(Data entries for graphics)

· · · · ·

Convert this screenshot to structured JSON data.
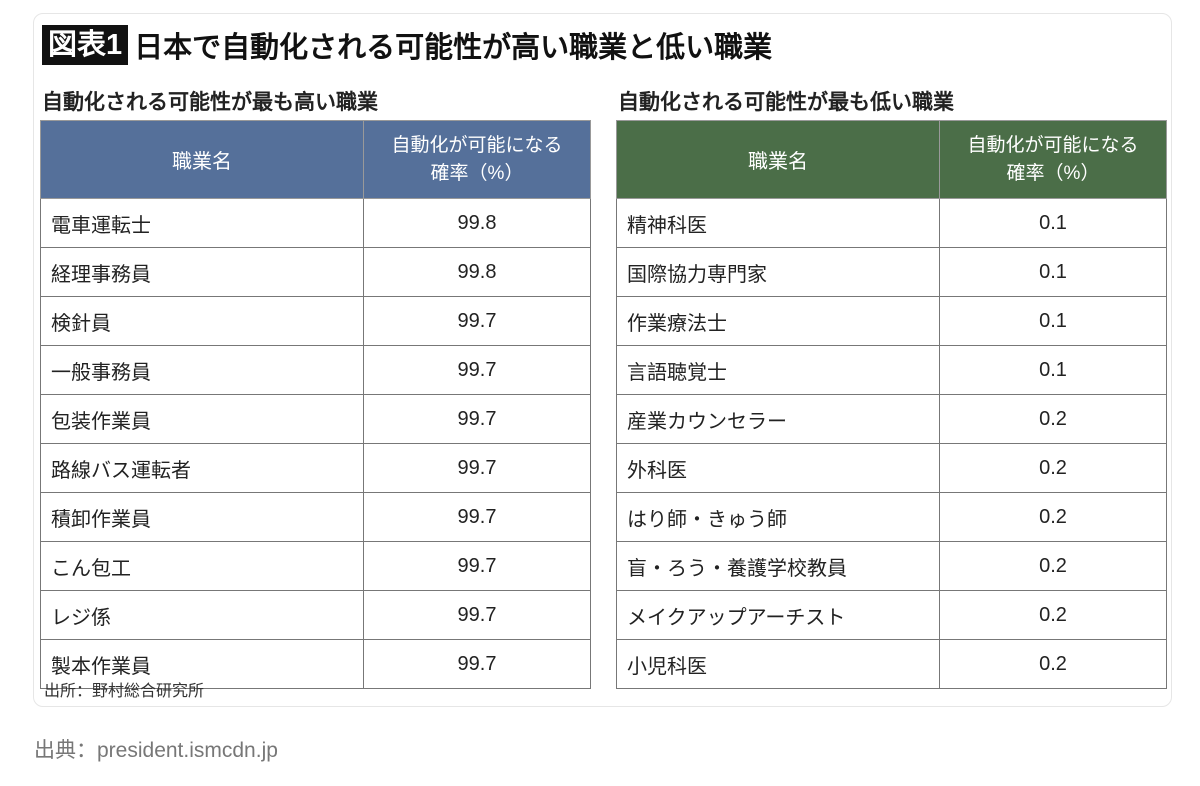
{
  "title": {
    "badge": "図表1",
    "text": "日本で自動化される可能性が高い職業と低い職業"
  },
  "colors": {
    "high_header": "#55709a",
    "low_header": "#4b6e48",
    "badge": "#111111"
  },
  "high_table": {
    "heading": "自動化される可能性が最も高い職業",
    "col1": "職業名",
    "col2_line1": "自動化が可能になる",
    "col2_line2": "確率（%）",
    "rows": [
      {
        "name": "電車運転士",
        "value": "99.8"
      },
      {
        "name": "経理事務員",
        "value": "99.8"
      },
      {
        "name": "検針員",
        "value": "99.7"
      },
      {
        "name": "一般事務員",
        "value": "99.7"
      },
      {
        "name": "包装作業員",
        "value": "99.7"
      },
      {
        "name": "路線バス運転者",
        "value": "99.7"
      },
      {
        "name": "積卸作業員",
        "value": "99.7"
      },
      {
        "name": "こん包工",
        "value": "99.7"
      },
      {
        "name": "レジ係",
        "value": "99.7"
      },
      {
        "name": "製本作業員",
        "value": "99.7"
      }
    ]
  },
  "low_table": {
    "heading": "自動化される可能性が最も低い職業",
    "col1": "職業名",
    "col2_line1": "自動化が可能になる",
    "col2_line2": "確率（%）",
    "rows": [
      {
        "name": "精神科医",
        "value": "0.1"
      },
      {
        "name": "国際協力専門家",
        "value": "0.1"
      },
      {
        "name": "作業療法士",
        "value": "0.1"
      },
      {
        "name": "言語聴覚士",
        "value": "0.1"
      },
      {
        "name": "産業カウンセラー",
        "value": "0.2"
      },
      {
        "name": "外科医",
        "value": "0.2"
      },
      {
        "name": "はり師・きゅう師",
        "value": "0.2"
      },
      {
        "name": "盲・ろう・養護学校教員",
        "value": "0.2"
      },
      {
        "name": "メイクアップアーチスト",
        "value": "0.2"
      },
      {
        "name": "小児科医",
        "value": "0.2"
      }
    ]
  },
  "note": "出所：野村総合研究所",
  "source": "出典：president.ismcdn.jp"
}
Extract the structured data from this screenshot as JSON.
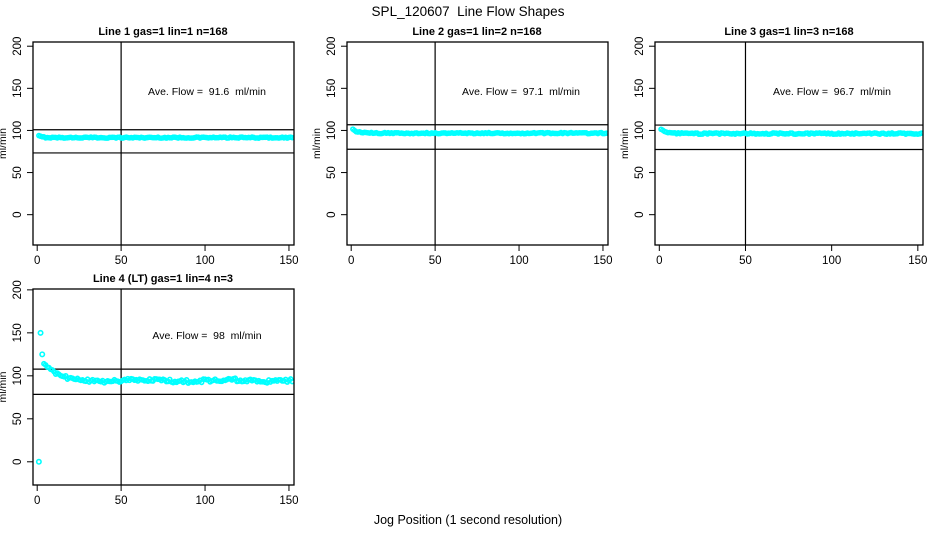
{
  "page": {
    "main_title": "SPL_120607  Line Flow Shapes",
    "x_axis_label": "Jog Position (1 second resolution)",
    "background_color": "#ffffff",
    "point_color": "#00ffff",
    "axis_color": "#000000"
  },
  "chart_data": [
    {
      "type": "scatter",
      "title": "Line 1 gas=1 lin=1 n=168",
      "annotation": "Ave. Flow =  91.6  ml/min",
      "ave_flow": 91.6,
      "ylabel": "ml/min",
      "x_ticks": [
        0,
        50,
        100,
        150
      ],
      "y_ticks": [
        0,
        50,
        100,
        150,
        200
      ],
      "xlim": [
        -2.5,
        153
      ],
      "ylim": [
        -36,
        205
      ],
      "grid": false,
      "vline_x": 50,
      "hlines": [
        100.8,
        73.3
      ],
      "series": {
        "name": "flow-points",
        "x_start": 1,
        "x_end": 152,
        "y_initial": 93.5,
        "y_settle": 91.5,
        "tau": 2,
        "noise": 0.65,
        "wobble": 0,
        "outliers": []
      }
    },
    {
      "type": "scatter",
      "title": "Line 2 gas=1 lin=2 n=168",
      "annotation": "Ave. Flow =  97.1  ml/min",
      "ave_flow": 97.1,
      "ylabel": "ml/min",
      "x_ticks": [
        0,
        50,
        100,
        150
      ],
      "y_ticks": [
        0,
        50,
        100,
        150,
        200
      ],
      "xlim": [
        -2.5,
        153
      ],
      "ylim": [
        -36,
        205
      ],
      "grid": false,
      "vline_x": 50,
      "hlines": [
        106.8,
        77.7
      ],
      "series": {
        "name": "flow-points",
        "x_start": 1,
        "x_end": 152,
        "y_initial": 101,
        "y_settle": 96.8,
        "tau": 3,
        "noise": 0.7,
        "wobble": 0,
        "outliers": []
      }
    },
    {
      "type": "scatter",
      "title": "Line 3 gas=1 lin=3 n=168",
      "annotation": "Ave. Flow =  96.7  ml/min",
      "ave_flow": 96.7,
      "ylabel": "ml/min",
      "x_ticks": [
        0,
        50,
        100,
        150
      ],
      "y_ticks": [
        0,
        50,
        100,
        150,
        200
      ],
      "xlim": [
        -2.5,
        153
      ],
      "ylim": [
        -36,
        205
      ],
      "grid": false,
      "vline_x": 50,
      "hlines": [
        106.4,
        77.4
      ],
      "series": {
        "name": "flow-points",
        "x_start": 1,
        "x_end": 152,
        "y_initial": 101.5,
        "y_settle": 96.3,
        "tau": 3,
        "noise": 0.8,
        "wobble": 0,
        "outliers": []
      }
    },
    {
      "type": "scatter",
      "title": "Line 4 (LT) gas=1 lin=4 n=3",
      "annotation": "Ave. Flow =  98  ml/min",
      "ave_flow": 98,
      "ylabel": "ml/min",
      "x_ticks": [
        0,
        50,
        100,
        150
      ],
      "y_ticks": [
        0,
        50,
        100,
        150,
        200
      ],
      "xlim": [
        -2.5,
        153
      ],
      "ylim": [
        -27,
        201
      ],
      "grid": false,
      "vline_x": 50,
      "hlines": [
        107.8,
        78.4
      ],
      "series": {
        "name": "flow-points",
        "x_start": 4,
        "x_end": 152,
        "y_initial": 114,
        "y_settle": 94.5,
        "tau": 7,
        "noise": 2.0,
        "wobble": 1.0,
        "outliers": [
          [
            1,
            0
          ],
          [
            2,
            150
          ],
          [
            3,
            125
          ]
        ]
      }
    }
  ]
}
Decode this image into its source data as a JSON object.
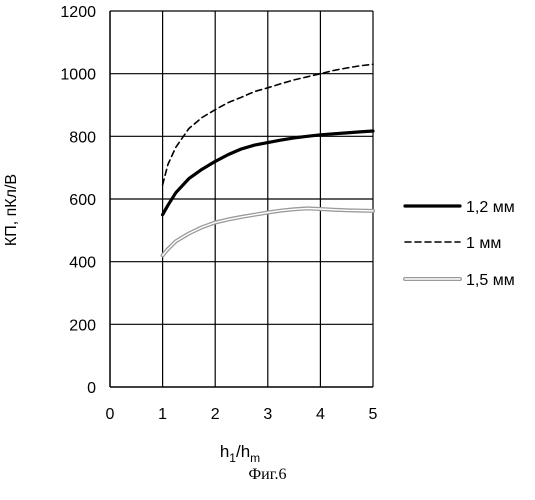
{
  "caption": "Фиг.6",
  "chart_data": {
    "type": "line",
    "xlabel_main": "h",
    "xlabel_sub1": "1",
    "xlabel_sep": "/h",
    "xlabel_sub2": "m",
    "ylabel": "КП, пКл/В",
    "xlim": [
      0,
      5
    ],
    "ylim": [
      0,
      1200
    ],
    "grid": true,
    "legend_position": "right",
    "x_ticks": [
      "0",
      "1",
      "2",
      "3",
      "4",
      "5"
    ],
    "y_ticks": [
      "0",
      "200",
      "400",
      "600",
      "800",
      "1000",
      "1200"
    ],
    "series": [
      {
        "name": "1,2 мм",
        "style": "solid-bold",
        "color": "#000000",
        "x": [
          1.0,
          1.1,
          1.25,
          1.5,
          1.75,
          2.0,
          2.25,
          2.5,
          2.75,
          3.0,
          3.25,
          3.5,
          3.75,
          4.0,
          4.25,
          4.5,
          4.75,
          5.0
        ],
        "y": [
          550,
          580,
          620,
          665,
          695,
          720,
          742,
          760,
          772,
          780,
          788,
          795,
          800,
          805,
          808,
          811,
          814,
          817
        ]
      },
      {
        "name": "1 мм",
        "style": "dashed",
        "color": "#000000",
        "x": [
          1.0,
          1.1,
          1.25,
          1.5,
          1.75,
          2.0,
          2.25,
          2.5,
          2.75,
          3.0,
          3.25,
          3.5,
          3.75,
          4.0,
          4.25,
          4.5,
          4.75,
          5.0
        ],
        "y": [
          645,
          710,
          765,
          825,
          860,
          885,
          908,
          925,
          943,
          955,
          968,
          980,
          990,
          1000,
          1010,
          1018,
          1025,
          1030
        ]
      },
      {
        "name": "1,5 мм",
        "style": "double-gray",
        "color": "#9a9a9a",
        "x": [
          1.0,
          1.1,
          1.25,
          1.5,
          1.75,
          2.0,
          2.25,
          2.5,
          2.75,
          3.0,
          3.25,
          3.5,
          3.75,
          4.0,
          4.25,
          4.5,
          4.75,
          5.0
        ],
        "y": [
          420,
          440,
          465,
          490,
          510,
          525,
          535,
          543,
          550,
          557,
          563,
          567,
          570,
          568,
          566,
          564,
          563,
          562
        ]
      }
    ]
  }
}
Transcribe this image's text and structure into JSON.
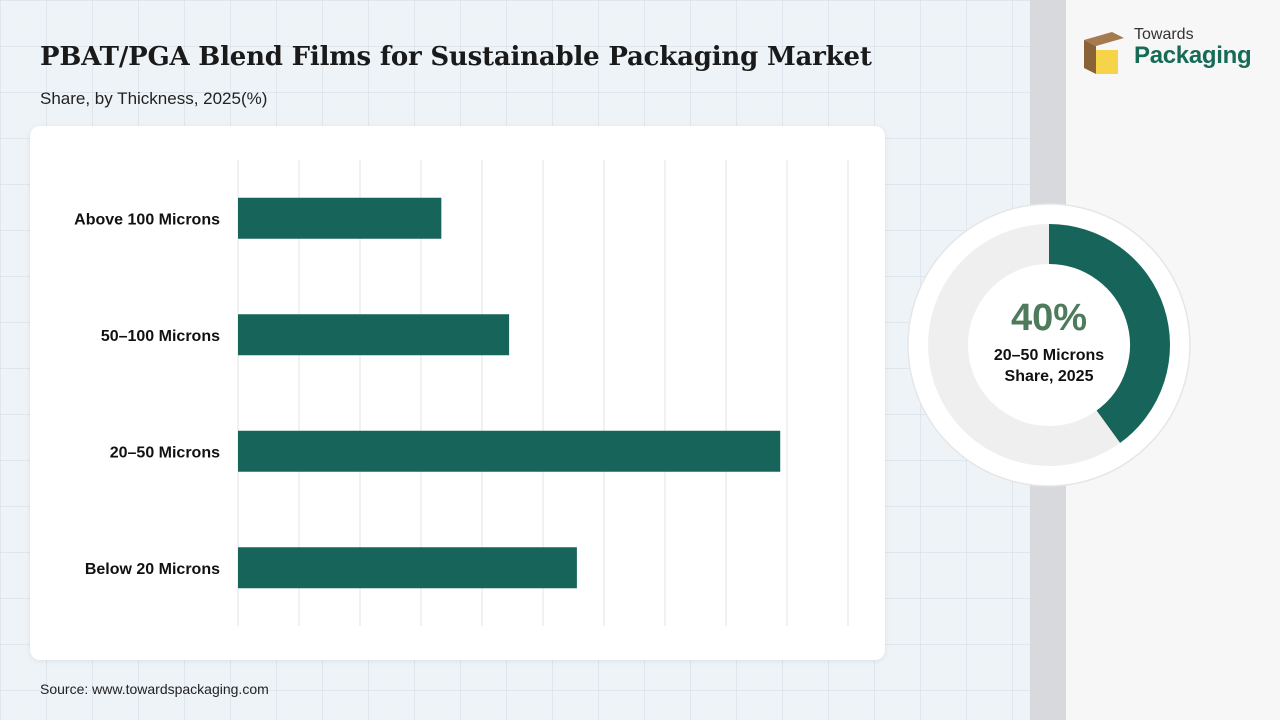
{
  "header": {
    "title": "PBAT/PGA Blend Films for Sustainable Packaging Market",
    "subtitle": "Share, by Thickness, 2025(%)"
  },
  "logo": {
    "line1": "Towards",
    "line2": "Packaging",
    "icon": "box-icon"
  },
  "colors": {
    "bar": "#17645a",
    "donut_fill": "#17645a",
    "donut_track": "#efefef",
    "donut_value_text": "#4d7b5c",
    "logo_text": "#176a56"
  },
  "chart_data": {
    "type": "bar",
    "orientation": "horizontal",
    "categories": [
      "Above 100 Microns",
      "50–100 Microns",
      "20–50 Microns",
      "Below 20 Microns"
    ],
    "values": [
      15,
      20,
      40,
      25
    ],
    "xlim": [
      0,
      45
    ],
    "grid": true,
    "gridline_count": 10
  },
  "donut": {
    "value": 40,
    "value_label": "40%",
    "line1": "20–50 Microns",
    "line2": "Share, 2025"
  },
  "footer": {
    "source": "Source: www.towardspackaging.com"
  }
}
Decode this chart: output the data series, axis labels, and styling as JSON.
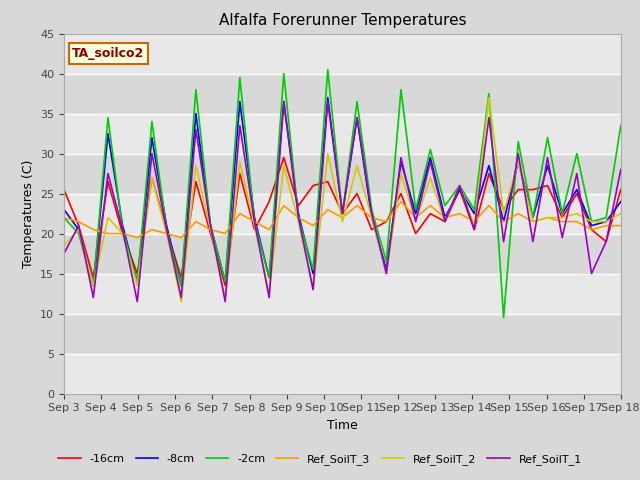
{
  "title": "Alfalfa Forerunner Temperatures",
  "xlabel": "Time",
  "ylabel": "Temperatures (C)",
  "annotation": "TA_soilco2",
  "ylim": [
    0,
    45
  ],
  "yticks": [
    0,
    5,
    10,
    15,
    20,
    25,
    30,
    35,
    40,
    45
  ],
  "x_labels": [
    "Sep 3",
    "Sep 4",
    "Sep 5",
    "Sep 6",
    "Sep 7",
    "Sep 8",
    "Sep 9",
    "Sep 10",
    "Sep 11",
    "Sep 12",
    "Sep 13",
    "Sep 14",
    "Sep 15",
    "Sep 16",
    "Sep 17",
    "Sep 18"
  ],
  "colors": {
    "m16cm": "#ff0000",
    "m8cm": "#0000ff",
    "m2cm": "#00cc00",
    "ref3": "#ff9900",
    "ref2": "#cccc00",
    "ref1": "#9900cc"
  },
  "legend_labels": [
    "-16cm",
    "-8cm",
    "-2cm",
    "Ref_SoilT_3",
    "Ref_SoilT_2",
    "Ref_SoilT_1"
  ],
  "fig_bg": "#d8d8d8",
  "plot_bg": "#f0f0f0",
  "band_light": "#e8e8e8",
  "band_dark": "#d8d8d8",
  "m16cm_vals": [
    25.5,
    21.0,
    14.5,
    26.5,
    20.0,
    15.0,
    27.0,
    20.5,
    14.5,
    26.5,
    20.0,
    13.5,
    27.5,
    20.5,
    24.0,
    29.5,
    23.5,
    26.0,
    26.5,
    22.5,
    25.0,
    20.5,
    21.5,
    25.0,
    20.0,
    22.5,
    21.5,
    25.5,
    20.5,
    27.5,
    23.0,
    25.5,
    25.5,
    26.0,
    22.0,
    25.0,
    20.5,
    19.0,
    25.5
  ],
  "m8cm_vals": [
    23.0,
    20.5,
    13.5,
    32.5,
    21.0,
    14.0,
    32.0,
    21.0,
    13.5,
    35.0,
    21.0,
    14.0,
    36.5,
    22.0,
    14.5,
    36.5,
    22.5,
    15.0,
    37.0,
    22.5,
    34.5,
    22.0,
    15.5,
    29.0,
    22.5,
    29.5,
    22.0,
    25.5,
    22.5,
    28.5,
    21.5,
    29.0,
    22.0,
    28.5,
    22.5,
    25.5,
    21.0,
    21.5,
    24.0
  ],
  "m2cm_vals": [
    22.0,
    20.0,
    13.5,
    34.5,
    20.5,
    14.0,
    34.0,
    20.5,
    13.5,
    38.0,
    21.0,
    14.0,
    39.5,
    21.5,
    14.5,
    40.0,
    22.0,
    15.5,
    40.5,
    22.5,
    36.5,
    23.0,
    16.5,
    38.0,
    23.0,
    30.5,
    23.5,
    26.0,
    23.0,
    37.5,
    9.5,
    31.5,
    22.0,
    32.0,
    22.5,
    30.0,
    21.5,
    22.0,
    33.5
  ],
  "ref3_vals": [
    22.0,
    21.5,
    20.5,
    20.0,
    20.0,
    19.5,
    20.5,
    20.0,
    19.5,
    21.5,
    20.5,
    20.0,
    22.5,
    21.5,
    20.5,
    23.5,
    22.0,
    21.0,
    23.0,
    22.0,
    23.5,
    22.0,
    21.5,
    24.0,
    22.0,
    23.5,
    22.0,
    22.5,
    21.5,
    23.5,
    21.5,
    22.5,
    21.5,
    22.0,
    21.5,
    21.5,
    20.5,
    21.0,
    21.0
  ],
  "ref2_vals": [
    18.5,
    20.5,
    13.5,
    22.0,
    20.0,
    13.5,
    27.0,
    20.0,
    11.5,
    28.5,
    20.5,
    12.0,
    29.0,
    21.0,
    12.5,
    28.5,
    21.5,
    13.0,
    30.0,
    21.5,
    28.5,
    22.0,
    15.0,
    27.5,
    21.5,
    27.0,
    21.5,
    26.0,
    21.0,
    37.0,
    22.5,
    29.0,
    21.5,
    22.0,
    22.0,
    22.5,
    21.5,
    21.5,
    22.5
  ],
  "ref1_vals": [
    17.5,
    21.0,
    12.0,
    27.5,
    20.5,
    11.5,
    30.0,
    20.5,
    12.0,
    33.0,
    21.0,
    11.5,
    33.5,
    21.5,
    12.0,
    36.5,
    22.0,
    13.0,
    36.5,
    22.5,
    34.5,
    22.5,
    15.0,
    29.5,
    21.5,
    29.0,
    21.5,
    26.0,
    20.5,
    34.5,
    19.0,
    30.0,
    19.0,
    29.5,
    19.5,
    27.5,
    15.0,
    19.0,
    28.0
  ]
}
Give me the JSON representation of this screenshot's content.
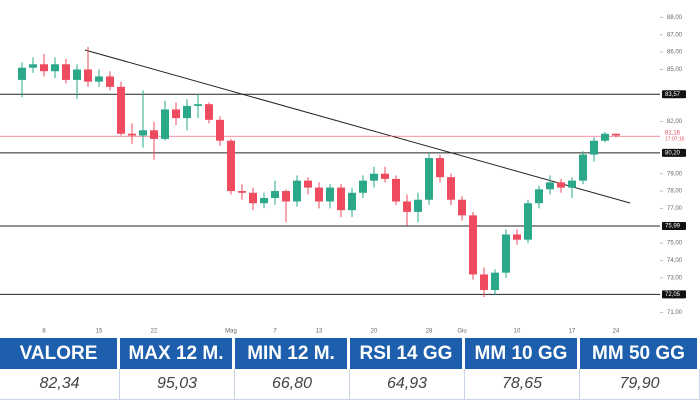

· · · · ·

DIRECTIVE:
Scan the listing above for the word "annotation" and copy every line that holds it.

ANSWER TO THIS TASK:
      "annotation": "Ave. Flow =  91.6  ml/min",
      "annotation": "Ave. Flow =  97.1  ml/min",
      "annotation": "Ave. Flow =  96.7  ml/min",
      "annotation": "Ave. Flow =  98  ml/min",
  "annotation": "TA_soilco2",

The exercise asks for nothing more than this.